• **STATED EXERCISE**:
Show each line from the listing that includes the word "利用公式".

Data records:

--- BEGIN ---

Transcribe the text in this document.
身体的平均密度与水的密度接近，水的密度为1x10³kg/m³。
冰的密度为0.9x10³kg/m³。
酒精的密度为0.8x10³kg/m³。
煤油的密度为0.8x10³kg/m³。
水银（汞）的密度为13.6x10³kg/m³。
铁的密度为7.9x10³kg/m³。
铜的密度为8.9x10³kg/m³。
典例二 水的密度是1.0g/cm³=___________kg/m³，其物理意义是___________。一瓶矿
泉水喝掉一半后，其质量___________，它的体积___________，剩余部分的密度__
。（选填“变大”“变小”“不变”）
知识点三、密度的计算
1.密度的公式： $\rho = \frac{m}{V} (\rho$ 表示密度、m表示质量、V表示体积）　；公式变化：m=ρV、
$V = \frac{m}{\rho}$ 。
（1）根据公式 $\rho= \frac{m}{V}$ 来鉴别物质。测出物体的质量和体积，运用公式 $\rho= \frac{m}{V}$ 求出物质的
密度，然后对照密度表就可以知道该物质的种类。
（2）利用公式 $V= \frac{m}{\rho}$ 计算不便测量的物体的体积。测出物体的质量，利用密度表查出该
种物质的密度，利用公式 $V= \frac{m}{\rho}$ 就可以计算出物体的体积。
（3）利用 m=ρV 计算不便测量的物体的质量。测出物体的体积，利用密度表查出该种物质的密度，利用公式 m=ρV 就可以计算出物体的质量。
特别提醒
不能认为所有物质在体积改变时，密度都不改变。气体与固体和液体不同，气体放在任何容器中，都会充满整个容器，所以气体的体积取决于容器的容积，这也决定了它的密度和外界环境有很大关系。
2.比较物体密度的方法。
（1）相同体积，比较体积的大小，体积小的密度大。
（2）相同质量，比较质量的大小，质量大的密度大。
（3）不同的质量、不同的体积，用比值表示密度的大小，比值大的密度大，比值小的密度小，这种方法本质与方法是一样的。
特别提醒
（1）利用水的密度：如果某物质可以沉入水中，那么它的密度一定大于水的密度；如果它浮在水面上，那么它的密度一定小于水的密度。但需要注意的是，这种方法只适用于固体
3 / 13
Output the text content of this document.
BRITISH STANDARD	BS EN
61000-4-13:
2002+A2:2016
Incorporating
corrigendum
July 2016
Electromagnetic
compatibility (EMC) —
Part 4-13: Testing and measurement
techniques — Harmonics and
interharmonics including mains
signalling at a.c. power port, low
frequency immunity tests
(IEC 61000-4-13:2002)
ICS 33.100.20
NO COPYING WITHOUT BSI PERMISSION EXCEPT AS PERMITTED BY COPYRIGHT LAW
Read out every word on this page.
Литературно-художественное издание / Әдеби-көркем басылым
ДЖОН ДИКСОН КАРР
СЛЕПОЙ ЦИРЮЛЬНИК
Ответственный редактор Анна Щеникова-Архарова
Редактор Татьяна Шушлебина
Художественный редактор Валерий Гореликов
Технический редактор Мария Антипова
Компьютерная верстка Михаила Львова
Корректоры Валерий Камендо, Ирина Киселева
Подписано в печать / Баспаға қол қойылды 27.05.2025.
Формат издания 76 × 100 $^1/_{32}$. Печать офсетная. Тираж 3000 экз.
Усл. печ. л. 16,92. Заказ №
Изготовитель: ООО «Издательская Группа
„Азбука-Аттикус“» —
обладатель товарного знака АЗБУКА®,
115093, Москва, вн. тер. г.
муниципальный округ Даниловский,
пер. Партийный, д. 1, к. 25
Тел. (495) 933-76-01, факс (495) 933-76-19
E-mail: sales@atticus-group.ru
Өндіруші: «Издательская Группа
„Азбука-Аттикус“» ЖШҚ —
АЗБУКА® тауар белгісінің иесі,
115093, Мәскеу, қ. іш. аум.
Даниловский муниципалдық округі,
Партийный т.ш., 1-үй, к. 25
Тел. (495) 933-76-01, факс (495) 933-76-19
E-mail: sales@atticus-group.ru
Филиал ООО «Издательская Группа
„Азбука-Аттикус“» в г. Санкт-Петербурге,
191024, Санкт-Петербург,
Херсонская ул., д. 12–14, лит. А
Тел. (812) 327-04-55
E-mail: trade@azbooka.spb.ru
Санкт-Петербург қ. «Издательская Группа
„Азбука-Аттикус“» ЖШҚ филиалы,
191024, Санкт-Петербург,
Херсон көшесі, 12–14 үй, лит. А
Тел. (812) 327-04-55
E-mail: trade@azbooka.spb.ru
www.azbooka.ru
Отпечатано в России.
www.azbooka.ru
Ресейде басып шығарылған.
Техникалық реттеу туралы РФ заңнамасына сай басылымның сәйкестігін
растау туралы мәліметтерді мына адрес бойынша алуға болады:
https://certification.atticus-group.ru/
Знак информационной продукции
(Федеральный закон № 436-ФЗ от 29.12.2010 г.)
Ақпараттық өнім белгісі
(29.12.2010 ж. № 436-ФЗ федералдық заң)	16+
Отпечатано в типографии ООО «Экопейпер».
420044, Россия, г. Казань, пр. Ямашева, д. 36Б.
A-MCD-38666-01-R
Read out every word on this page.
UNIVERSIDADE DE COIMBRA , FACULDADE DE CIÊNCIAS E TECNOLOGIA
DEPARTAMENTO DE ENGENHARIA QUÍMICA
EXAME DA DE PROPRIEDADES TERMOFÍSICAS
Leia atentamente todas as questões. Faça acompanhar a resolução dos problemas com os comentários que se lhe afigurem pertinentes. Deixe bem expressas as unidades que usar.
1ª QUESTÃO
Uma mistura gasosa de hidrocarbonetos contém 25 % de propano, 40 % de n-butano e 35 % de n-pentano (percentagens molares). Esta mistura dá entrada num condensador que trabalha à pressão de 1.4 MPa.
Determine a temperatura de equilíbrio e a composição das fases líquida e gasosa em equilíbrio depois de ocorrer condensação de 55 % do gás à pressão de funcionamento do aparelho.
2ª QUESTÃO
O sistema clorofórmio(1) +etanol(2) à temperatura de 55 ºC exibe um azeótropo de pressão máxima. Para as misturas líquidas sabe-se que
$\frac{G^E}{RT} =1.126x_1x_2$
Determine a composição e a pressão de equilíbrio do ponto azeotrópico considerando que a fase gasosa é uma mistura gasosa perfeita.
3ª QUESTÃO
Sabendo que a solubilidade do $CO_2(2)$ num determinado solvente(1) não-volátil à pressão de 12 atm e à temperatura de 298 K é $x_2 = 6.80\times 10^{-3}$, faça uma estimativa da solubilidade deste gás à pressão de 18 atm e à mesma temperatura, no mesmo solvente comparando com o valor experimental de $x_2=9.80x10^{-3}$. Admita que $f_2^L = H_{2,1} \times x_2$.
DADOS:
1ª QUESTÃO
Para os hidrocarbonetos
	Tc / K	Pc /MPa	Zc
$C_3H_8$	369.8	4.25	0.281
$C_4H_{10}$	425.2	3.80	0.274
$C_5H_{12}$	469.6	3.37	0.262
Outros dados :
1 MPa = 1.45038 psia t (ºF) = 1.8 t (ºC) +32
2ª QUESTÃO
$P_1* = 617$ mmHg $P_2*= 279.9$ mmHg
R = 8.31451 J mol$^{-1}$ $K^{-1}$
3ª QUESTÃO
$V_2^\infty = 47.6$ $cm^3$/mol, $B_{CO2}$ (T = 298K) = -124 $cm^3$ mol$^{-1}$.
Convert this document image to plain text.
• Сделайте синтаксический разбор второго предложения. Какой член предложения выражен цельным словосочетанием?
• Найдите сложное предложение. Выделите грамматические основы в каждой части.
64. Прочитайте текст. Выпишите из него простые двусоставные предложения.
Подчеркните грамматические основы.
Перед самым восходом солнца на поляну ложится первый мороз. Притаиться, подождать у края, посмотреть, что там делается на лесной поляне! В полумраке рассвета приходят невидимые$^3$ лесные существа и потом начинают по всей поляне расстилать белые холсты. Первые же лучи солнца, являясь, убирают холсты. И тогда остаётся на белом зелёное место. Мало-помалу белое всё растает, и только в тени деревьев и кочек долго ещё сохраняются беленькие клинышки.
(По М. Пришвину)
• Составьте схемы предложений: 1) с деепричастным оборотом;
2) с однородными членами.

--- END ---

• **RESPONSE**:
（2）利用公式 $V= \frac{m}{\rho}$ 计算不便测量的物体的体积。测出物体的质量，利用密度表查出该
种物质的密度，利用公式 $V= \frac{m}{\rho}$ 就可以计算出物体的体积。
（3）利用 m=ρV 计算不便测量的物体的质量。测出物体的体积，利用密度表查出该种物质的密度，利用公式 m=ρV 就可以计算出物体的质量。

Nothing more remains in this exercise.